* begin Records shown *

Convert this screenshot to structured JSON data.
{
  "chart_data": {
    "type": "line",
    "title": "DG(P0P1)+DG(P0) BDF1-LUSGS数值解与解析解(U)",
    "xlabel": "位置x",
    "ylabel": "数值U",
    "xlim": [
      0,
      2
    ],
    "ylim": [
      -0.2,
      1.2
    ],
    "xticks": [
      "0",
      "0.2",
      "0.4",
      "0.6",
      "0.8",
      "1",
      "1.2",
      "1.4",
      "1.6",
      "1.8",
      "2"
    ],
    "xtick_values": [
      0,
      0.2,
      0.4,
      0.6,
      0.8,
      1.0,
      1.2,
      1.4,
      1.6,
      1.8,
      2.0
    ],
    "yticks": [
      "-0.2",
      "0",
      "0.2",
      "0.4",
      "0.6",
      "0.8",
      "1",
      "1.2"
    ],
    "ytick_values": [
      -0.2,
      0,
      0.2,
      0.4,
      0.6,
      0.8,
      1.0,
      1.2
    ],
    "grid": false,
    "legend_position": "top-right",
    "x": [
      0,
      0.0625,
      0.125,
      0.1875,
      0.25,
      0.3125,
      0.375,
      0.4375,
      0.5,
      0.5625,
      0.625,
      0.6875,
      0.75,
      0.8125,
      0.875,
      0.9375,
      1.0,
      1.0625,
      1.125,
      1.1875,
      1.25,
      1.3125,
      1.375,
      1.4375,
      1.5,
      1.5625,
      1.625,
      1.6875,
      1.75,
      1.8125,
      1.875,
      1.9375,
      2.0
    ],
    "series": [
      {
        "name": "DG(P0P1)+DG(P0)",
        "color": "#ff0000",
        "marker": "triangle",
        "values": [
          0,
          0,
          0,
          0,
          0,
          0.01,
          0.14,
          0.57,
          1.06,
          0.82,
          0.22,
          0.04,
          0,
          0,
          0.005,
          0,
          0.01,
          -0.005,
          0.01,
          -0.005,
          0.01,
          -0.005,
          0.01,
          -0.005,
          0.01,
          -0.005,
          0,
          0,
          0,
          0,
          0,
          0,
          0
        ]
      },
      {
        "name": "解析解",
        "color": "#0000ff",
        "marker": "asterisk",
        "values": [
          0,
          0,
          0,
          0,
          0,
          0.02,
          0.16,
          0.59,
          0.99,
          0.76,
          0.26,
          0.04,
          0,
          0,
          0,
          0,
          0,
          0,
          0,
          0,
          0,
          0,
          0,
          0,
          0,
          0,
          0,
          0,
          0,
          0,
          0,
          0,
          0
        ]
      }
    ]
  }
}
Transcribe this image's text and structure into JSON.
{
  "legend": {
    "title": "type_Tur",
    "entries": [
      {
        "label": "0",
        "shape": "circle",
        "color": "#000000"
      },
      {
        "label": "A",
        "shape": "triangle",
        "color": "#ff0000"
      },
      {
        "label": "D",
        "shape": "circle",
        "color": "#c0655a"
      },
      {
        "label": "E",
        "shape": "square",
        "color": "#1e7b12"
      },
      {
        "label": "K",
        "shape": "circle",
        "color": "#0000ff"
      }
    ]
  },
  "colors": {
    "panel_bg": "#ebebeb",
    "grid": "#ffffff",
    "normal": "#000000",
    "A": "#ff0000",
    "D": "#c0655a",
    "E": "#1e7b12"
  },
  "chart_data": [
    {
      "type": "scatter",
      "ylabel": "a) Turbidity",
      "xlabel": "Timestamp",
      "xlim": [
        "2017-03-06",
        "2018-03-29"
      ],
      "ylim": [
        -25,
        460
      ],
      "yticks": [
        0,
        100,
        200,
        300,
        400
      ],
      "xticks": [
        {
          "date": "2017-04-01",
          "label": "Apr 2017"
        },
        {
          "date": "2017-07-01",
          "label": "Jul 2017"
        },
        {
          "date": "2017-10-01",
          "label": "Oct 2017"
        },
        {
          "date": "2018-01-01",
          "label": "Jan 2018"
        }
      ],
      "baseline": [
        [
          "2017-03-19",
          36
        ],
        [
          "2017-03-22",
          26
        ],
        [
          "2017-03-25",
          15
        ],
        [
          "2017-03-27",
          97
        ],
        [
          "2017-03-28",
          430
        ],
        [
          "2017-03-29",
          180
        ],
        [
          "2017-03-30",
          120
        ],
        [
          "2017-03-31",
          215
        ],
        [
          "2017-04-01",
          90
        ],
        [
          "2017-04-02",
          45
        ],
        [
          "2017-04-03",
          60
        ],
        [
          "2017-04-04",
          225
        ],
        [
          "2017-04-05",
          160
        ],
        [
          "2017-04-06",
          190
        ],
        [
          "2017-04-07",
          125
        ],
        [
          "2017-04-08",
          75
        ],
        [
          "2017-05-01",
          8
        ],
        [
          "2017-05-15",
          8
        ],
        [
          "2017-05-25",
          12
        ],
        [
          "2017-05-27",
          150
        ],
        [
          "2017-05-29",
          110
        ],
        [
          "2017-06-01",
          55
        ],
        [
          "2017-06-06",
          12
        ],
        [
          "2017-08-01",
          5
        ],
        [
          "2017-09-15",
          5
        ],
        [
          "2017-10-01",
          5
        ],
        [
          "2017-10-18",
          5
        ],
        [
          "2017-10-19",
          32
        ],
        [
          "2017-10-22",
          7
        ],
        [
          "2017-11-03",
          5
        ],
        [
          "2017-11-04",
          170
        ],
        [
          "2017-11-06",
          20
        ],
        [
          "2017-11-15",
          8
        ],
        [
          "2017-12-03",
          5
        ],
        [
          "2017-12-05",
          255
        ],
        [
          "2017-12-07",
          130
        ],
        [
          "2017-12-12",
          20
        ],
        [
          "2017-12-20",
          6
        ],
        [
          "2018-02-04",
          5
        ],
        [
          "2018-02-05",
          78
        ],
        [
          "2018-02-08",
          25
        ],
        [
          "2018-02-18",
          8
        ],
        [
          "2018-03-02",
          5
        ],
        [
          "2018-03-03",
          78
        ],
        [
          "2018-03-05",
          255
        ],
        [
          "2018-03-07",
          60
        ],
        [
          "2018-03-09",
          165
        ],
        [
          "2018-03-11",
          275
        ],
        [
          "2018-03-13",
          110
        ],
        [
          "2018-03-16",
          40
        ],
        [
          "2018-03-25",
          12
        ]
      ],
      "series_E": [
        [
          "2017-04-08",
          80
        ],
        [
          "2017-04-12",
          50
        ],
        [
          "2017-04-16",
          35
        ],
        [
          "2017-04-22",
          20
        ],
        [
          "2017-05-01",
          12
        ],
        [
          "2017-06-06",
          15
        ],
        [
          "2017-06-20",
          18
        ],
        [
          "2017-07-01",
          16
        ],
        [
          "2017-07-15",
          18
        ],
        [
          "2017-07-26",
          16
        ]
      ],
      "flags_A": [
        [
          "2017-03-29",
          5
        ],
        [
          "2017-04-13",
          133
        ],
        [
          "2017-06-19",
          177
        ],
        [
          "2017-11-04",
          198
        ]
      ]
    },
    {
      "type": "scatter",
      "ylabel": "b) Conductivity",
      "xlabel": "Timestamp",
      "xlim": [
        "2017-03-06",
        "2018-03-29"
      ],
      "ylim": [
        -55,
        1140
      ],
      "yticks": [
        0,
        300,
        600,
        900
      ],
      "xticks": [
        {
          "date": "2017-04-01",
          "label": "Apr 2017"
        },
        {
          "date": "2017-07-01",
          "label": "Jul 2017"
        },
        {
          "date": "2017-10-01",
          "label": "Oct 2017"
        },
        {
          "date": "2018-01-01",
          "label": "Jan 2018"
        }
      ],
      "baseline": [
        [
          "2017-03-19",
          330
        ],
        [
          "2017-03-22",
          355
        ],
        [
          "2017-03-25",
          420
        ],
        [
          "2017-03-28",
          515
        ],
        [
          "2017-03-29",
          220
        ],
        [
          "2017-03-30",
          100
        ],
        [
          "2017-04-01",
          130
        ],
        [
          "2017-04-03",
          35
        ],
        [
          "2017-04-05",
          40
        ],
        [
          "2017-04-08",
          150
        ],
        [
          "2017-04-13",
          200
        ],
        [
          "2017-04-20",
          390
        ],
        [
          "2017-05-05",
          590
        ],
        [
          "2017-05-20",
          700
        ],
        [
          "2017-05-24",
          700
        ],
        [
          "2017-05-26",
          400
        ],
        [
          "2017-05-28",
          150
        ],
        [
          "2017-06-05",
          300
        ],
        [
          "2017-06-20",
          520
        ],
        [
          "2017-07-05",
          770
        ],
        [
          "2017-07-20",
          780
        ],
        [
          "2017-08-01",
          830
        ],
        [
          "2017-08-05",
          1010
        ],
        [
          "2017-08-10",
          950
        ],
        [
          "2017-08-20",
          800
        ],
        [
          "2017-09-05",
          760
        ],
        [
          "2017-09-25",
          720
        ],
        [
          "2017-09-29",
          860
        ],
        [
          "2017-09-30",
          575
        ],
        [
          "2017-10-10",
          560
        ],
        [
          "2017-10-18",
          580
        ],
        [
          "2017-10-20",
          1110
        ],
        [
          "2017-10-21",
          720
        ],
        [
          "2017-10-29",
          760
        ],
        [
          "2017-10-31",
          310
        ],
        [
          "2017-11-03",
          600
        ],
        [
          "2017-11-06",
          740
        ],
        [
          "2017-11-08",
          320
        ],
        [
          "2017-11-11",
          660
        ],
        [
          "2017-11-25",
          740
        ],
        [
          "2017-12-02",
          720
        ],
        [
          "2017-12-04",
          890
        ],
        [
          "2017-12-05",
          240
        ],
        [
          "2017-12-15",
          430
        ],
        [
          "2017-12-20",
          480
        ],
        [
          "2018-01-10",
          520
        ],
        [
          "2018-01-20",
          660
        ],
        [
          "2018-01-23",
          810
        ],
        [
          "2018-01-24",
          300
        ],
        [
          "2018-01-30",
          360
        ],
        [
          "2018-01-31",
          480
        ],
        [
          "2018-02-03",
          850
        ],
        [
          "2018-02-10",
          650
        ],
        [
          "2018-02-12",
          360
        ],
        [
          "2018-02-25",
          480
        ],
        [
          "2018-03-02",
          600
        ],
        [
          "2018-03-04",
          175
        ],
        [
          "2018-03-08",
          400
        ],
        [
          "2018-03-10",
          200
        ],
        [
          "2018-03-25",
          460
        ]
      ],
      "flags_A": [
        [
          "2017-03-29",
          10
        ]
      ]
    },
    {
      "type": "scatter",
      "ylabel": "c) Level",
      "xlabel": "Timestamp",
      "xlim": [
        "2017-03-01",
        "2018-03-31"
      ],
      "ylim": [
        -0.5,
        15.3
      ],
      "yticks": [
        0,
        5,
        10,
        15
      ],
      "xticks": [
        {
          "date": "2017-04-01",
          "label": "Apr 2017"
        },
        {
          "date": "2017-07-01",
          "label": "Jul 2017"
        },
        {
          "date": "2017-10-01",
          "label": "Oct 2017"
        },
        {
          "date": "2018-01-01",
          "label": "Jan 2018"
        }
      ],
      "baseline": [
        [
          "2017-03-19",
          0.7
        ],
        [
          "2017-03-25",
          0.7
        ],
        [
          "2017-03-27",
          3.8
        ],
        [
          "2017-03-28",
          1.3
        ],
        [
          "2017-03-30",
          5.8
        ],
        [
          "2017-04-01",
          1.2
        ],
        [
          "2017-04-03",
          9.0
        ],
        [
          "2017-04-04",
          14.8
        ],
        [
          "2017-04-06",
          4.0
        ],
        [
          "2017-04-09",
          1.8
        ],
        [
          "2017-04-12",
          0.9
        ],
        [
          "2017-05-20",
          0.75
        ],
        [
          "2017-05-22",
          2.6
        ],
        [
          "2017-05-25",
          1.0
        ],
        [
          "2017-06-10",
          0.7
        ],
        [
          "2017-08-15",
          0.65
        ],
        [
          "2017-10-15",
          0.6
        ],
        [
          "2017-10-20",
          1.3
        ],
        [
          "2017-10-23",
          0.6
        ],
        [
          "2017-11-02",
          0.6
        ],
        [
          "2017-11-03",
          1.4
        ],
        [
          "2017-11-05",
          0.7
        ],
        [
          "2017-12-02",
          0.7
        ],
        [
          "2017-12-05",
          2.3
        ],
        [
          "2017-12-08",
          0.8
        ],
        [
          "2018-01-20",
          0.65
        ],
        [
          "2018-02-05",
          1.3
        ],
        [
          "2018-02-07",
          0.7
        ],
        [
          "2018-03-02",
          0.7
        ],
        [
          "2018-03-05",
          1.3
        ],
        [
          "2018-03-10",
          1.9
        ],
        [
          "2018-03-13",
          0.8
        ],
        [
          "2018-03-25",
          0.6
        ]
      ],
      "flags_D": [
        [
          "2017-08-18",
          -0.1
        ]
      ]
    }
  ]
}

* end Records shown *

- [What the exercise asks]: Copy every line of the listing that contains the word "JSON".

- [Task response]:
Convert this screenshot to structured JSON data.
Transcribe this image's text and structure into JSON.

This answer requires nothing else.